Supplied records >>
•••
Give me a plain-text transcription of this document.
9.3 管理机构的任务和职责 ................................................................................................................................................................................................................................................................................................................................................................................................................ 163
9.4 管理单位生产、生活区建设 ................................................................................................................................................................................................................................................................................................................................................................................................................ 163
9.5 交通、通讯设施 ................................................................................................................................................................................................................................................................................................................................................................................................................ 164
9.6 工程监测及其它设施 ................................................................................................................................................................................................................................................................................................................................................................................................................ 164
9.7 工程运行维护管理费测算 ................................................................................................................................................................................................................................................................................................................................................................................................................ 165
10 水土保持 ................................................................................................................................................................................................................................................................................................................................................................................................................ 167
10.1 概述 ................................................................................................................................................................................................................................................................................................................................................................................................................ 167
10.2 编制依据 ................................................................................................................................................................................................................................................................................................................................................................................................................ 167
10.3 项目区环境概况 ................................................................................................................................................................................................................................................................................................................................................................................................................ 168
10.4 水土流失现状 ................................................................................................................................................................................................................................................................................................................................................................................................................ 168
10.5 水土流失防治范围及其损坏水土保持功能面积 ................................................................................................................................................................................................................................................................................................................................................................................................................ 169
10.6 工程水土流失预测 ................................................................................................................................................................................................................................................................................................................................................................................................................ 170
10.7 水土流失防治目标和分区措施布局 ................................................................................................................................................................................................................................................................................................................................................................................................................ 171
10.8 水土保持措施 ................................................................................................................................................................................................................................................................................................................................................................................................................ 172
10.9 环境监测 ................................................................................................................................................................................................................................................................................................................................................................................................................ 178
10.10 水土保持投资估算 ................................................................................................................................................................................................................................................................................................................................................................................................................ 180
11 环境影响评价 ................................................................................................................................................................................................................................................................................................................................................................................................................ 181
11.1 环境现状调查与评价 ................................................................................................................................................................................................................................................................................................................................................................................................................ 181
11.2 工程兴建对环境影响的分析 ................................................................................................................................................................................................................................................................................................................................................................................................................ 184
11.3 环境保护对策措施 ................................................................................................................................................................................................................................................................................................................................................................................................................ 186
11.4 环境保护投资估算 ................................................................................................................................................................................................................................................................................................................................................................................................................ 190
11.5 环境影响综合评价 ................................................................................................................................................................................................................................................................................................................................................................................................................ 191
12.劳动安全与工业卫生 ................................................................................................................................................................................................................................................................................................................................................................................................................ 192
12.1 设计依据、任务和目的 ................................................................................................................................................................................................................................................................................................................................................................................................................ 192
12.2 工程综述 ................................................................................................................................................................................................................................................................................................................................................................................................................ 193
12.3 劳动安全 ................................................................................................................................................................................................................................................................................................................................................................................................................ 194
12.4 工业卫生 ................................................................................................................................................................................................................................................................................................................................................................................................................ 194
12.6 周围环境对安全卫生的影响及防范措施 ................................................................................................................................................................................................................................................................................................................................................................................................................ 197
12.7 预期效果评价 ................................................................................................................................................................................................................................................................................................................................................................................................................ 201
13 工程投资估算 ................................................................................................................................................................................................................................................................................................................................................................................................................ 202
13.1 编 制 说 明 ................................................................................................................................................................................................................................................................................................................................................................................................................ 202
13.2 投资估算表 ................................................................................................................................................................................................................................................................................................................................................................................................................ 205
•••
What is needed >>
Exactly reproduce all of the entries.

The completed task >>
Give me a plain-text transcription of this document.
9.3 管理机构的任务和职责 ................................................................................................................................................................................................................................................................................................................................................................................................................ 163
9.4 管理单位生产、生活区建设 ................................................................................................................................................................................................................................................................................................................................................................................................................ 163
9.5 交通、通讯设施 ................................................................................................................................................................................................................................................................................................................................................................................................................ 164
9.6 工程监测及其它设施 ................................................................................................................................................................................................................................................................................................................................................................................................................ 164
9.7 工程运行维护管理费测算 ................................................................................................................................................................................................................................................................................................................................................................................................................ 165
10 水土保持 ................................................................................................................................................................................................................................................................................................................................................................................................................ 167
10.1 概述 ................................................................................................................................................................................................................................................................................................................................................................................................................ 167
10.2 编制依据 ................................................................................................................................................................................................................................................................................................................................................................................................................ 167
10.3 项目区环境概况 ................................................................................................................................................................................................................................................................................................................................................................................................................ 168
10.4 水土流失现状 ................................................................................................................................................................................................................................................................................................................................................................................................................ 168
10.5 水土流失防治范围及其损坏水土保持功能面积 ................................................................................................................................................................................................................................................................................................................................................................................................................ 169
10.6 工程水土流失预测 ................................................................................................................................................................................................................................................................................................................................................................................................................ 170
10.7 水土流失防治目标和分区措施布局 ................................................................................................................................................................................................................................................................................................................................................................................................................ 171
10.8 水土保持措施 ................................................................................................................................................................................................................................................................................................................................................................................................................ 172
10.9 环境监测 ................................................................................................................................................................................................................................................................................................................................................................................................................ 178
10.10 水土保持投资估算 ................................................................................................................................................................................................................................................................................................................................................................................................................ 180
11 环境影响评价 ................................................................................................................................................................................................................................................................................................................................................................................................................ 181
11.1 环境现状调查与评价 ................................................................................................................................................................................................................................................................................................................................................................................................................ 181
11.2 工程兴建对环境影响的分析 ................................................................................................................................................................................................................................................................................................................................................................................................................ 184
11.3 环境保护对策措施 ................................................................................................................................................................................................................................................................................................................................................................................................................ 186
11.4 环境保护投资估算 ................................................................................................................................................................................................................................................................................................................................................................................................................ 190
11.5 环境影响综合评价 ................................................................................................................................................................................................................................................................................................................................................................................................................ 191
12.劳动安全与工业卫生 ................................................................................................................................................................................................................................................................................................................................................................................................................ 192
12.1 设计依据、任务和目的 ................................................................................................................................................................................................................................................................................................................................................................................................................ 192
12.2 工程综述 ................................................................................................................................................................................................................................................................................................................................................................................................................ 193
12.3 劳动安全 ................................................................................................................................................................................................................................................................................................................................................................................................................ 194
12.4 工业卫生 ................................................................................................................................................................................................................................................................................................................................................................................................................ 194
12.6 周围环境对安全卫生的影响及防范措施 ................................................................................................................................................................................................................................................................................................................................................................................................................ 197
12.7 预期效果评价 ................................................................................................................................................................................................................................................................................................................................................................................................................ 201
13 工程投资估算 ................................................................................................................................................................................................................................................................................................................................................................................................................ 202
13.1 编 制 说 明 ................................................................................................................................................................................................................................................................................................................................................................................................................ 202
13.2 投资估算表 ................................................................................................................................................................................................................................................................................................................................................................................................................ 205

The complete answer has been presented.